(YOUR GOAL): From the data that follows, copy every line holding the string "Батыр".
## START EXERCISE MATERIALS
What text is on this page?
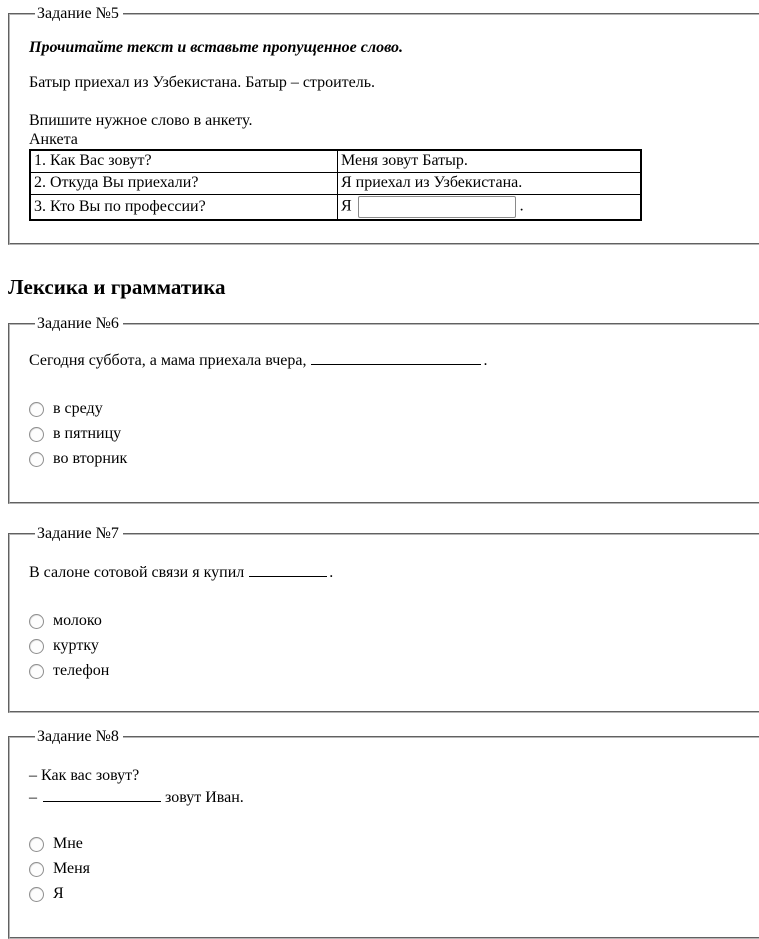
Задание №5

Прочитайте текст и вставьте пропущенное слово.

Батыр приехал из Узбекистана. Батыр – строитель.

Впишите нужное слово в анкету.
Анкета

1. Как Вас зовут?	Меня зовут Батыр.
2. Откуда Вы приехали?	Я приехал из Узбекистана.
3. Кто Вы по профессии?	Я .
Лексика и грамматика
Задание №6

Сегодня суббота, а мама приехала вчера,	.

в среду
в пятницу
во вторник
Задание №7

В салоне сотовой связи я купил	.

молоко
куртку
телефон
Задание №8
– Как вас зовут?
–	зовут Иван.
Мне
Меня
Я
## END EXERCISE MATERIALS
(WRITTEN ANSWER):
Батыр приехал из Узбекистана. Батыр – строитель.
1. Как Вас зовут?	Меня зовут Батыр.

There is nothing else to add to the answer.